* _Your task_:
Scan the entries below and extract each line with the word "RxNorm" in it.

* _Material for this task_:

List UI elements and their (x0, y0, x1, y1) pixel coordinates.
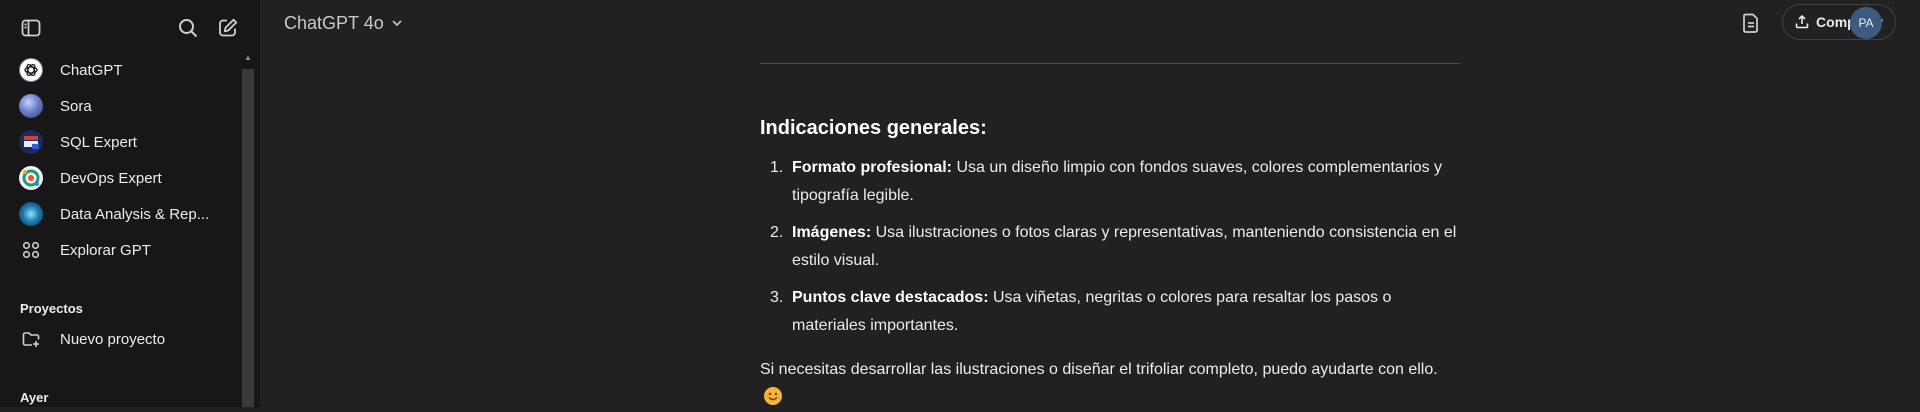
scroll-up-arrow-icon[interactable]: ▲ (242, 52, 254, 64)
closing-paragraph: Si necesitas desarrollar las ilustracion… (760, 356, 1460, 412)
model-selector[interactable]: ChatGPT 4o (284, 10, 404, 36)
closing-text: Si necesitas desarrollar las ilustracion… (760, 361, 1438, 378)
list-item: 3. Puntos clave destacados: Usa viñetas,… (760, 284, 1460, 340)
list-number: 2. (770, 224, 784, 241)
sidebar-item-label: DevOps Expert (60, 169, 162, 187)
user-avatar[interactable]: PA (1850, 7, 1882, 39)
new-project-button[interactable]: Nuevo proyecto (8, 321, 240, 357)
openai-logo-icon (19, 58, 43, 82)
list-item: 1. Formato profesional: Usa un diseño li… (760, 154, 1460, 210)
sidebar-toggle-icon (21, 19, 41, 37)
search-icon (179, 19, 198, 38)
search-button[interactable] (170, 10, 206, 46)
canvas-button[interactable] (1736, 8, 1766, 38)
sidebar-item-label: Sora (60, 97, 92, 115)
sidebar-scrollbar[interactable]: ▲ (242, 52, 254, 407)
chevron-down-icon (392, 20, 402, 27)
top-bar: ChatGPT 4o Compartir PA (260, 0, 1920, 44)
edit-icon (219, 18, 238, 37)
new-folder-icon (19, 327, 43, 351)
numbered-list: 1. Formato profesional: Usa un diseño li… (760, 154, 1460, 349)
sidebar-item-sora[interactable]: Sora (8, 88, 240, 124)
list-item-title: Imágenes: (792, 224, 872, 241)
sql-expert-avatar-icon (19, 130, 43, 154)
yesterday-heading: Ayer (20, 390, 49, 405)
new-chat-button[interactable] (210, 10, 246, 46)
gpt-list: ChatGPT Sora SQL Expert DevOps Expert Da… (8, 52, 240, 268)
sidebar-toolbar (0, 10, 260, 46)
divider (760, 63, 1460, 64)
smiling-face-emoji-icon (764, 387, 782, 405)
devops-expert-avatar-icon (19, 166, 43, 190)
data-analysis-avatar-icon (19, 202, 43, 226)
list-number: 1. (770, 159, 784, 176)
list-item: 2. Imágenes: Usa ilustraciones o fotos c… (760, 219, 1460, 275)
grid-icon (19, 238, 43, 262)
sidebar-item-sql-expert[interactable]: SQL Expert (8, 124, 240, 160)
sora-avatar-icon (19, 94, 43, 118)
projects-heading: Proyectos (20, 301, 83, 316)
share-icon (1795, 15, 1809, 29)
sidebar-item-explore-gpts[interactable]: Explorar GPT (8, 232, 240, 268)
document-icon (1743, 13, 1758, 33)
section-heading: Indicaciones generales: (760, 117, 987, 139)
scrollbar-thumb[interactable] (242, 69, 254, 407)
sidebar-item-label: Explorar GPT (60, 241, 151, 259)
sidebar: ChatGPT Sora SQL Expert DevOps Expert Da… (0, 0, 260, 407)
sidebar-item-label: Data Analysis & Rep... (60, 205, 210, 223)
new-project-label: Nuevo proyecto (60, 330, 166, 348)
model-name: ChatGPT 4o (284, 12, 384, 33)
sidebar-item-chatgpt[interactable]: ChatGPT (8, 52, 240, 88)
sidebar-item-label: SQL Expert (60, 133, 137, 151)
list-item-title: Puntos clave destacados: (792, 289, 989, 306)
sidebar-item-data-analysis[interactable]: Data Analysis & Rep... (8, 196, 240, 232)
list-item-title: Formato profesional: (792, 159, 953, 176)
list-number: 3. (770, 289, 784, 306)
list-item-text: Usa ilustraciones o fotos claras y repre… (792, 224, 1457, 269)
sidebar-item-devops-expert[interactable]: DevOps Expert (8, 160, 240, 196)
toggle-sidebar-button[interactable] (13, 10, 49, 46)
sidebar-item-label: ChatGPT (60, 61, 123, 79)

---

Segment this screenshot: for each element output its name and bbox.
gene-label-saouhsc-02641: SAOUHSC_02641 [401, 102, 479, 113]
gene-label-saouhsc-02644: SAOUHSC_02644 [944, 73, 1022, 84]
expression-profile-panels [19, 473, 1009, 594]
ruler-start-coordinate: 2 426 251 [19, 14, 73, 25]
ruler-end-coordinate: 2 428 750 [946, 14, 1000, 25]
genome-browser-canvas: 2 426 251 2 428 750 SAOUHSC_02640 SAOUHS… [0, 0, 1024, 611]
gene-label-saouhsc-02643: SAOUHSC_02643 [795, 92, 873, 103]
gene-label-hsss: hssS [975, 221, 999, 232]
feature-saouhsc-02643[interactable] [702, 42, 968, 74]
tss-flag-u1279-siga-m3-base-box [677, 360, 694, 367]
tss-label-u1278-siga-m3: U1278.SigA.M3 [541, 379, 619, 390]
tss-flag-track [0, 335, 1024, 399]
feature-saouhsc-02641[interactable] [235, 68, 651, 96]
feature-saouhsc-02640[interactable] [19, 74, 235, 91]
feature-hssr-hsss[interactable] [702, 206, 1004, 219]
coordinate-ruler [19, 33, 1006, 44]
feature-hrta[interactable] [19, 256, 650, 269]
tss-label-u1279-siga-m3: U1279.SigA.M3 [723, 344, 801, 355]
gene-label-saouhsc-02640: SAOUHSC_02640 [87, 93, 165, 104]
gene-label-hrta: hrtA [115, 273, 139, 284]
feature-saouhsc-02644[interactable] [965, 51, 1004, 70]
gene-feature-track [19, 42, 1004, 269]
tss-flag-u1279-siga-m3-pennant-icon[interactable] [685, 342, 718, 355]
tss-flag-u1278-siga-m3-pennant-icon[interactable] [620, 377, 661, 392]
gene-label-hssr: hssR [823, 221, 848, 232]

...

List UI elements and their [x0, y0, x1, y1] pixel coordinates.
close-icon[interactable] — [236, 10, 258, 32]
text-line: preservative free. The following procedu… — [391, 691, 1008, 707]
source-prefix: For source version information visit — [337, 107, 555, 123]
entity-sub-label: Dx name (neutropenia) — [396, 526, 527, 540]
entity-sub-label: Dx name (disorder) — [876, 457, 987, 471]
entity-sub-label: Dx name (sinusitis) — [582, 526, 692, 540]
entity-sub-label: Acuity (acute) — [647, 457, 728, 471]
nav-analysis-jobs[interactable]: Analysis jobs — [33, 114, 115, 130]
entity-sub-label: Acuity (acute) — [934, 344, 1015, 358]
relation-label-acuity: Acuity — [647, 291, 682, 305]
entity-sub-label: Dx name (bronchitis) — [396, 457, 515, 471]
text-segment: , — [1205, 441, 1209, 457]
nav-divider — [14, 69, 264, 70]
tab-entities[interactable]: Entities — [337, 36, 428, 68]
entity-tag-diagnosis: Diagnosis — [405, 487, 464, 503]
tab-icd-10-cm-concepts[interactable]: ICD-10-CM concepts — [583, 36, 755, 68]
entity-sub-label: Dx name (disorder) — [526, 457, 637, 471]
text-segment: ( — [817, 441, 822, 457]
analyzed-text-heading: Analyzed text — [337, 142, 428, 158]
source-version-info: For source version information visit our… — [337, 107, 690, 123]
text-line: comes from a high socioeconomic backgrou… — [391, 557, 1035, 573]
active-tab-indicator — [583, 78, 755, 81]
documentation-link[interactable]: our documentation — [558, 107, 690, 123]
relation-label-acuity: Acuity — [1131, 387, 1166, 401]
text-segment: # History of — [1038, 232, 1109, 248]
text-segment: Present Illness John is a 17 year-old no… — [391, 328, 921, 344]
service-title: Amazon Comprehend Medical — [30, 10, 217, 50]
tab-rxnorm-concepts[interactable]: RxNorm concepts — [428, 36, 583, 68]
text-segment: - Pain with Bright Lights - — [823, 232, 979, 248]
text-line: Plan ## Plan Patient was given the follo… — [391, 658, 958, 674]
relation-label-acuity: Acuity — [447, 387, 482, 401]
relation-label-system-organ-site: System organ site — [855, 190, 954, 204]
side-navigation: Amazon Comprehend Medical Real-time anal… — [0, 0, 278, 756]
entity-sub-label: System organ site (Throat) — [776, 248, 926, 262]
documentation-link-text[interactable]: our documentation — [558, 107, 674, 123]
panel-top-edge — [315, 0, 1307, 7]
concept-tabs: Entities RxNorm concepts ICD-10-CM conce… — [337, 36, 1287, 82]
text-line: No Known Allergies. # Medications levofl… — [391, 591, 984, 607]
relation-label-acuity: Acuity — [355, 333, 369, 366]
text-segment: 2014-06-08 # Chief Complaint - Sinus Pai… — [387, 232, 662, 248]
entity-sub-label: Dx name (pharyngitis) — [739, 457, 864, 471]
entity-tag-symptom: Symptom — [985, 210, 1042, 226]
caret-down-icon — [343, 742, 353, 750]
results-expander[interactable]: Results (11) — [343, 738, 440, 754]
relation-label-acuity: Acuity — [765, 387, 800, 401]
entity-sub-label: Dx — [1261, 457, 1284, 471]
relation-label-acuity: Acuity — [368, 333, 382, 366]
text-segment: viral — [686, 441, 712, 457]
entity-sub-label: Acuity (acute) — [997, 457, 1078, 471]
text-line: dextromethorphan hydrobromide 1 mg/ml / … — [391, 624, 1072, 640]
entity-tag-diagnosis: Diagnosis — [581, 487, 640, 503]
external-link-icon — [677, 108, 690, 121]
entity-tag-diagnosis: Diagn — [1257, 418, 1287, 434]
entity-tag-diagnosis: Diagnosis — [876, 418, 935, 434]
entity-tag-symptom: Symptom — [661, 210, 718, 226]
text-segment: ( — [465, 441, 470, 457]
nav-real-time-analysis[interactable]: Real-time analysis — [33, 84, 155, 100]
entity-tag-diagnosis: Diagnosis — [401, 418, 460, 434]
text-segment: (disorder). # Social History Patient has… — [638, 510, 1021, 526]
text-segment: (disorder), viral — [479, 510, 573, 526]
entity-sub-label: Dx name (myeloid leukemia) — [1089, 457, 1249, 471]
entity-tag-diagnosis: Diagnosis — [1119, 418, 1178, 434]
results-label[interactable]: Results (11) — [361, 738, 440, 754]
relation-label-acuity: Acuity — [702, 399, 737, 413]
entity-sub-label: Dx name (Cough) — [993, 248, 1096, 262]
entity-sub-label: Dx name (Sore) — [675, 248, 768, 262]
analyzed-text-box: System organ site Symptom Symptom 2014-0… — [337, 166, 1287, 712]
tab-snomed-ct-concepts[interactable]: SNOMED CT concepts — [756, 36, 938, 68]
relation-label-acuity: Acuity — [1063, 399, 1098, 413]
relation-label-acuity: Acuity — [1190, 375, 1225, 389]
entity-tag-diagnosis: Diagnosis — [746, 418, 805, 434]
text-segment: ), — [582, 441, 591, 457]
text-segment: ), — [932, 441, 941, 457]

* _Your response_:
tab-rxnorm-concepts[interactable]: RxNorm concepts — [428, 36, 583, 68]
concept-tabs: Entities RxNorm concepts ICD-10-CM conce… — [337, 36, 1287, 82]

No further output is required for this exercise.